**WORK TO COMPLETE**
Below are some records. Pull every line that contains the word "статусов".

**DATA ENTRIES**

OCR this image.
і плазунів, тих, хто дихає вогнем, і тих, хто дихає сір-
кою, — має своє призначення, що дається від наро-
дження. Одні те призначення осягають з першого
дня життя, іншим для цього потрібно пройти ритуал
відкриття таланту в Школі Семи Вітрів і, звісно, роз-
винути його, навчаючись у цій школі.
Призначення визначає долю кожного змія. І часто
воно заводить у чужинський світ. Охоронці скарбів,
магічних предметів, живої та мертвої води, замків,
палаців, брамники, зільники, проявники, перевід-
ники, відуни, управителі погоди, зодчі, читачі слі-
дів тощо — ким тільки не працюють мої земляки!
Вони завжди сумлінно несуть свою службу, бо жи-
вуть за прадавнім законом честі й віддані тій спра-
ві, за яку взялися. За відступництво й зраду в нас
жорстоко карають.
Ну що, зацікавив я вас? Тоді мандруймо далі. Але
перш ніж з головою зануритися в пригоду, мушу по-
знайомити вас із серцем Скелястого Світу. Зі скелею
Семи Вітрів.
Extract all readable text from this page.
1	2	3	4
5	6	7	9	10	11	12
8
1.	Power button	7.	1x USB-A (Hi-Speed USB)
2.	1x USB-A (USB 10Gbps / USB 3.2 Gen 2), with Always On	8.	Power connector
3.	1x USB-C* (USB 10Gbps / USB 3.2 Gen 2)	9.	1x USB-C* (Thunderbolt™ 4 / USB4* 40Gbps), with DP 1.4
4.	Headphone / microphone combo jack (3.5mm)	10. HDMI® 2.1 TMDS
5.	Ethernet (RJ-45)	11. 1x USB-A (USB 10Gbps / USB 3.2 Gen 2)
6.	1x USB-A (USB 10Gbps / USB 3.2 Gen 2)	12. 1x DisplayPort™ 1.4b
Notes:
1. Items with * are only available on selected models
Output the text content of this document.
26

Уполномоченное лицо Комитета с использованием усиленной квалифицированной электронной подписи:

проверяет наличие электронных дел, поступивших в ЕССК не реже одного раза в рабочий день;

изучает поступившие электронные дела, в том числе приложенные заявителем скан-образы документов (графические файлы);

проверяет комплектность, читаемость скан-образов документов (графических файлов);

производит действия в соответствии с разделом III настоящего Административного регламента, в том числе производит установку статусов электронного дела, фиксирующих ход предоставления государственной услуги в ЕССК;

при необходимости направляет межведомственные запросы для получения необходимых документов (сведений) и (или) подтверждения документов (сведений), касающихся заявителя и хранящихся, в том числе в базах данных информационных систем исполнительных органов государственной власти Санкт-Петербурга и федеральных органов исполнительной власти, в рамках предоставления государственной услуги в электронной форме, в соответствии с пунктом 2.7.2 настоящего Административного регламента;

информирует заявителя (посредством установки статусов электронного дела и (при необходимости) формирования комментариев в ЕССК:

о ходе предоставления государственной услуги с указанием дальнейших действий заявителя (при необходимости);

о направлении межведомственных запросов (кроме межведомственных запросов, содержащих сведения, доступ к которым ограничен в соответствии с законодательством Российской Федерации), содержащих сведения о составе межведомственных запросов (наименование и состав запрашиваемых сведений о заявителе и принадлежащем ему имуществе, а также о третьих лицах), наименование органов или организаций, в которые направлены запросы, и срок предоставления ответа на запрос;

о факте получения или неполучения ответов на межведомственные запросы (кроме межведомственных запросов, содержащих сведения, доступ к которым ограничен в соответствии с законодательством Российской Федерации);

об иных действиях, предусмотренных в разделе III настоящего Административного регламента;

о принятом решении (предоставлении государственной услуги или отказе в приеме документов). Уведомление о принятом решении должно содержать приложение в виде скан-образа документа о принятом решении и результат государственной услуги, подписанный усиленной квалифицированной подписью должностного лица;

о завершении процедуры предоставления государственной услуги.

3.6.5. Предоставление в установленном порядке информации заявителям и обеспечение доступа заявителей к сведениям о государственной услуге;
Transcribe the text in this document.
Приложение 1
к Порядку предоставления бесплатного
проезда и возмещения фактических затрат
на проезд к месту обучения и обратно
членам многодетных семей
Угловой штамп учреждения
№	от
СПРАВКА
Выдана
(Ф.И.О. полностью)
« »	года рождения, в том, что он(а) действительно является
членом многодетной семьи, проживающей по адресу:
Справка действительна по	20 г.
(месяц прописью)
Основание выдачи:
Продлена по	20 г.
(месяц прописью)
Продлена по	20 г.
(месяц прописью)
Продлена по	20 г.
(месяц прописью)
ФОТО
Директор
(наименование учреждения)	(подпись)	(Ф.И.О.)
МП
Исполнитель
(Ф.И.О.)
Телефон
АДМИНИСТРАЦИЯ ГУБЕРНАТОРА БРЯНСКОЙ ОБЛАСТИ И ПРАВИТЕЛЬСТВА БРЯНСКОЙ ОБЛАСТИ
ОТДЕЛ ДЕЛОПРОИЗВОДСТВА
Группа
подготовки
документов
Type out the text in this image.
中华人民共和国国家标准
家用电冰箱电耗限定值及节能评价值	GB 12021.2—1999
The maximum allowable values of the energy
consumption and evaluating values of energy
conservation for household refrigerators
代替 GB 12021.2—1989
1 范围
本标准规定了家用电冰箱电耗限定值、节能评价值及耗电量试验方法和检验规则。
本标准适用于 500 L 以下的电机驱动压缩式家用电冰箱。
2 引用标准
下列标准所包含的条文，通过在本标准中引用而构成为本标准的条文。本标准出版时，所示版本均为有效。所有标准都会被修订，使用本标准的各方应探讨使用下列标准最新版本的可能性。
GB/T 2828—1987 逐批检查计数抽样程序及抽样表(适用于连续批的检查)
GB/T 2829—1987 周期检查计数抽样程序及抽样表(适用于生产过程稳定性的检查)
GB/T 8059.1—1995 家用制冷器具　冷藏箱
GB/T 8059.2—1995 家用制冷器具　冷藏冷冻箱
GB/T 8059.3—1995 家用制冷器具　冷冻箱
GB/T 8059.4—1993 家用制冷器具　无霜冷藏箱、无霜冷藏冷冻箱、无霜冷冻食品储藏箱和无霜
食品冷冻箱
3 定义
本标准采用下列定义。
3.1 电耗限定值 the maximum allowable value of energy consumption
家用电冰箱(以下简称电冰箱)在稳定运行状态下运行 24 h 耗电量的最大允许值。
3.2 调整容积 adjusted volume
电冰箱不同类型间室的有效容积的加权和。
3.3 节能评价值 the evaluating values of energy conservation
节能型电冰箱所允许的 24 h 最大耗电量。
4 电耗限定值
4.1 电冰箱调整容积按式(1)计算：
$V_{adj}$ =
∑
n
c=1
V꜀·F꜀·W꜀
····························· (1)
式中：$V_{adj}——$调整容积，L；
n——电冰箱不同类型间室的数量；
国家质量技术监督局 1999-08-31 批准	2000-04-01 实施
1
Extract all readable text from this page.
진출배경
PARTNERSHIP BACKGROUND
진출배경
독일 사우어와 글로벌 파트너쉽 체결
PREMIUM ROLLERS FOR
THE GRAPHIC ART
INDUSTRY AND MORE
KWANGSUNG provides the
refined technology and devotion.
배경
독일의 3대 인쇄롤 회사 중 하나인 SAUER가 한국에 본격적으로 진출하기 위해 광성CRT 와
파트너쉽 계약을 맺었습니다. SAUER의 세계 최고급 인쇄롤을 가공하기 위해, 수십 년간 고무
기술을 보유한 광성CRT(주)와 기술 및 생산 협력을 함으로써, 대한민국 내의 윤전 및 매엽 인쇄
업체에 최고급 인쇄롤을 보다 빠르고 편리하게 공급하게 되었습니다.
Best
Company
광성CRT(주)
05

**SOLUTION TO THIS EXERCISE**
производит действия в соответствии с разделом III настоящего Административного регламента, в том числе производит установку статусов электронного дела, фиксирующих ход предоставления государственной услуги в ЕССК;
информирует заявителя (посредством установки статусов электронного дела и (при необходимости) формирования комментариев в ЕССК:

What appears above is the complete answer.